▶ **Brano fornito**:
Insieme ai ludi circenses, i ludi scaenici erano parte essenziale degli spettacoli pubblici. L’organizzazione degli spettacoli teatrali era molto gravosa per chi se ne assumeva l’onere, in quanto bisognava acquistare i diritti sull’opera, retribuire gli attori e i musicisti, fornire loro i costumi e provvedere all’allestimento teatrale. Per i ludi a carattere pubblico le spese, sia pure in parte rimborsate dallo Stato, erano a carico dei magistrati promotori. Sappiamo che al tempo di Plauto e Terenzio le rappresentazioni si svolgevano al mattino. L’ingresso a teatro era gratuito per tutti i cittadini, compresi gli schiavi e le donne, mentre non erano ammessi di norma gli stranieri. Le tessere di entrata, normalmente di coccio o di osso, servivano all’assegnazione del posto. Le prime file erano sempre riservate ai senatori e le altre suddivise secondo il censo.
Nonostante il plauso di molti, i ludi scaenici non ebbero comunque la popolarità di quelli circensi. Noto è l’episodio relativo all’Hecyra (La suocera) di Terenzio, le cui rappresentazioni nel 165 e nel 160 a.C. vennero bruscamente interrotte, la prima volta dall’annunzio di uno spettacolo di pugili e di funamboli e la seconda volta dallo spettacolo di gladiatori offerto dai figli di Emilio Paolo, detto Macedonico, in memoria del padre. Evidentemente Terenzio con il suo linguaggio forbito era troppo raffinato per il volgo, che apprezzava maggiormente l’esibizione di uomini muscolosi in spettacoli cruenti.
Una quantità impressionante di reperti, tra cui statue e statuine, terrecotte, affreschi, mosaici, vasi, ricostruzioni, permette di addentrarsi nella storia del teatro antico e dei suoi protagonisti. Grande risalto viene dato in mostra agli autori teatrali, sia greci sia romani, ai miti da loro portati sulle scene (per esempio il Riconoscimento di Oreste da parte di Ifigenia, episodio riferibile all’Ifigenia in Tauride di Euripide, raffigurato in un emblema musivo a tessere policrome, dai Musei Capitolini) e alle relative maschere, tra cui quelle miniaturistiche di Edipo e Giocasta (personaggi tragici resi celebri da Sofocle) provenienti dal museo archeologico di Lipari.
Decisamente farsesco è l’episodio relativo alla storia di Zeus e Alcmena, raffigurato in un cratere (ceramica campana, da Paestum, 350-340 a.C., Musei Vaticani): Zeus appare come un vecchio, quasi intrappolato in una scaletta, che cerca di raggiungere la donna, affacciata alla finestra della sua casa, mentre Ermes veste i panni del servo e complice. La storia verrà ripresa sulla scena da Plauto per il suo Anfitrione.
Un altro approfondimento è dedicato agli attori, con i loro costumi e il loro status sociale. Sappiamo, infatti, che a Roma, se da un lato erano applauditi, dall’altro erano considerati degli “infami”, cioè persone non degne di avere la parola in campo politico. Le vite, spesso al limite, degli uomini di spettacolo rivivono attraverso alcune testimonianze che ci raccontano cosa facessero “in scena” e “oltre la scena”.

▶ **Estratto dei dati**:
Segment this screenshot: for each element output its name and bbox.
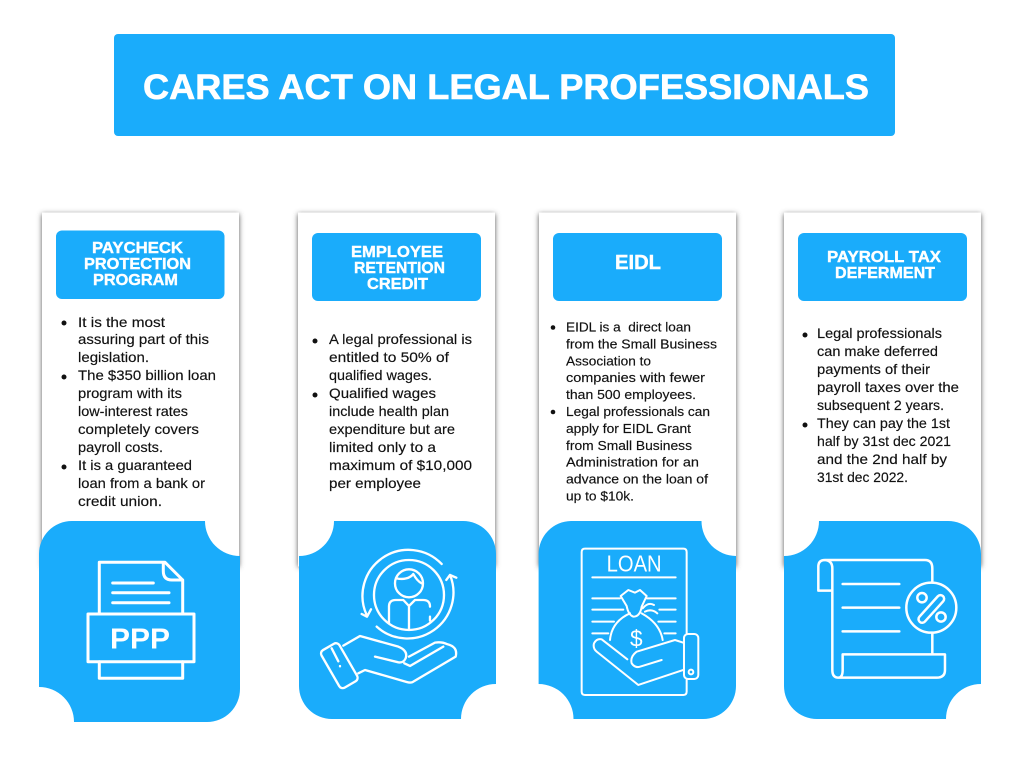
bullet list: employee retention credit: qualified wages. xyxy=(329,368,432,383)
bullet list: paycheck protection program: assuring part of this xyxy=(78,332,209,347)
bullet list: employee retention credit: maximum of $10,000 xyxy=(329,458,472,473)
bullet list: paycheck protection program: completely covers xyxy=(78,422,199,437)
bullet list: EIDL: apply for EIDL Grant xyxy=(566,422,692,436)
icon: PPP document xyxy=(88,562,194,678)
blue icon block xyxy=(299,521,496,719)
heading pill: EIDL: EIDL xyxy=(615,252,661,274)
heading pill: employee retention credit: CREDIT xyxy=(367,276,428,293)
bullet list: employee retention credit: include health plan xyxy=(329,404,449,419)
bullet list: paycheck protection program: loan from a bank or xyxy=(78,476,206,491)
bullet list: payroll tax deferment: half by 31st dec 2021 xyxy=(817,434,951,449)
bullet list: EIDL: from Small Business xyxy=(566,439,692,453)
bullet list: paycheck protection program: It is the most xyxy=(78,315,165,330)
heading pill: payroll tax deferment: DEFERMENT xyxy=(835,265,935,282)
title banner xyxy=(114,34,895,136)
bullet list: employee retention credit: Qualified wages xyxy=(329,386,436,401)
title: CARES ACT ON LEGAL PROFESSIONALS xyxy=(143,67,869,107)
bullet list: employee retention credit: limited only to a xyxy=(329,440,436,455)
bullet list: EIDL: than 500 employees. xyxy=(566,388,696,402)
bullet list: EIDL: Legal professionals can xyxy=(566,405,710,419)
bullet list: paycheck protection program: The $350 billion loan xyxy=(78,368,216,383)
heading pill: paycheck protection program xyxy=(56,230,224,299)
bullet list: payroll tax deferment: subsequent 2 years. xyxy=(817,398,944,413)
blue icon block xyxy=(39,521,240,722)
bullet list: EIDL: EIDL is a direct loan xyxy=(566,320,691,334)
bullet list: payroll tax deferment: and the 2nd half by xyxy=(817,452,947,467)
icon: tax scroll with percent xyxy=(818,560,956,678)
icon: loan document: LOAN xyxy=(607,551,662,577)
bullet list: payroll tax deferment: can make deferred xyxy=(817,344,938,359)
bullet list: EIDL: advance on the loan of xyxy=(566,473,709,487)
icon: loan document: $ xyxy=(630,626,643,652)
bullet list: payroll tax deferment: They can pay the 1st xyxy=(817,416,950,431)
icon: PPP document: PPP xyxy=(110,623,170,655)
bullet list: payroll tax deferment: payroll taxes over the xyxy=(817,380,959,395)
panel: EIDL xyxy=(539,212,736,719)
bullet list: EIDL: Association to xyxy=(566,354,651,368)
bullet list: EIDL xyxy=(551,320,717,504)
heading pill: employee retention credit: RETENTION xyxy=(354,260,445,277)
heading pill: paycheck protection program: PROGRAM xyxy=(93,272,178,289)
bullet list: employee retention credit: A legal professional is xyxy=(329,332,472,347)
heading pill: EIDL xyxy=(553,233,722,301)
blue icon block xyxy=(784,521,981,719)
blue icon block xyxy=(539,521,736,719)
bullet list: employee retention credit: per employee xyxy=(329,476,421,491)
bullet list: paycheck protection program: credit union. xyxy=(78,494,162,509)
bullet list: employee retention credit: entitled to 50% of xyxy=(329,350,449,365)
bullet list: EIDL: Administration for an xyxy=(566,456,699,470)
bullet list: paycheck protection program: payroll costs. xyxy=(78,440,163,455)
icon: loan document xyxy=(582,549,698,695)
icon: hand holding employee xyxy=(320,550,456,690)
panel: payroll tax deferment xyxy=(784,212,981,719)
bullet list: payroll tax deferment: 31st dec 2022. xyxy=(817,470,908,485)
panel: employee retention credit xyxy=(298,212,496,719)
bullet list: paycheck protection program: program with its xyxy=(78,386,182,401)
bullet list: EIDL: companies with fewer xyxy=(566,371,705,385)
bullet list: EIDL: from the Small Business xyxy=(566,337,717,351)
heading pill: payroll tax deferment: PAYROLL TAX xyxy=(827,249,941,266)
heading pill: paycheck protection program: PROTECTION xyxy=(84,256,191,273)
bullet list: payroll tax deferment: payments of their xyxy=(817,362,931,377)
bullet list: employee retention credit xyxy=(312,332,472,491)
heading pill: employee retention credit xyxy=(312,233,481,301)
bullet list: payroll tax deferment xyxy=(802,326,959,485)
heading pill: payroll tax deferment xyxy=(798,233,967,301)
panel: paycheck protection program xyxy=(39,212,240,722)
bullet list: paycheck protection program: It is a guaranteed xyxy=(78,458,192,473)
heading pill: employee retention credit: EMPLOYEE xyxy=(351,244,443,261)
bullet list: payroll tax deferment: Legal professionals xyxy=(817,326,942,341)
bullet list: employee retention credit: expenditure but are xyxy=(329,422,455,437)
bullet list: EIDL: up to $10k. xyxy=(566,490,634,504)
bullet list: paycheck protection program: legislation. xyxy=(78,350,149,365)
heading pill: paycheck protection program: PAYCHECK xyxy=(92,240,183,257)
bullet list: paycheck protection program xyxy=(62,315,216,509)
bullet list: paycheck protection program: low-interest rates xyxy=(78,404,188,419)
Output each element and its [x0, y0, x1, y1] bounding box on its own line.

▶ **Compito richiesto 1**:
Rispondi per favore a queste domande sul brano dedicato al teatro romano:
(a) Di che materiale erano normalmente le tessere di entrata?
(b) In quali anni vennero interrotte le rappresentazioni dell'Hecyra di Terenzio?
(c) Da quale museo provengono le maschere miniaturistiche di Edipo e Giocasta?
▶ **Compito richiesto 2**:
Sostituisci "gratuito" con "libero" nel brano sul teatro romano e riporta il tratto da "Insieme ai ludi" a "secondo il censo.".

▶ **Risultato 1**:
(a) Di coccio o di osso.
(b) Nel 165 e nel 160 a.C.
(c) Dal museo archeologico di Lipari.

▶ **Risultato 2**:
Insieme ai ludi circenses, i ludi scaenici erano parte essenziale degli spettacoli pubblici. L’organizzazione degli spettacoli teatrali era molto gravosa per chi se ne assumeva l’onere, in quanto bisognava acquistare i diritti sull’opera, retribuire gli attori e i musicisti, fornire loro i costumi e provvedere all’allestimento teatrale. Per i ludi a carattere pubblico le spese, sia pure in parte rimborsate dallo Stato, erano a carico dei magistrati promotori. Sappiamo che al tempo di Plauto e Terenzio le rappresentazioni si svolgevano al mattino. L’ingresso a teatro era libero per tutti i cittadini, compresi gli schiavi e le donne, mentre non erano ammessi di norma gli stranieri. Le tessere di entrata, normalmente di coccio o di osso, servivano all’assegnazione del posto. Le prime file erano sempre riservate ai senatori e le altre suddivise secondo il censo.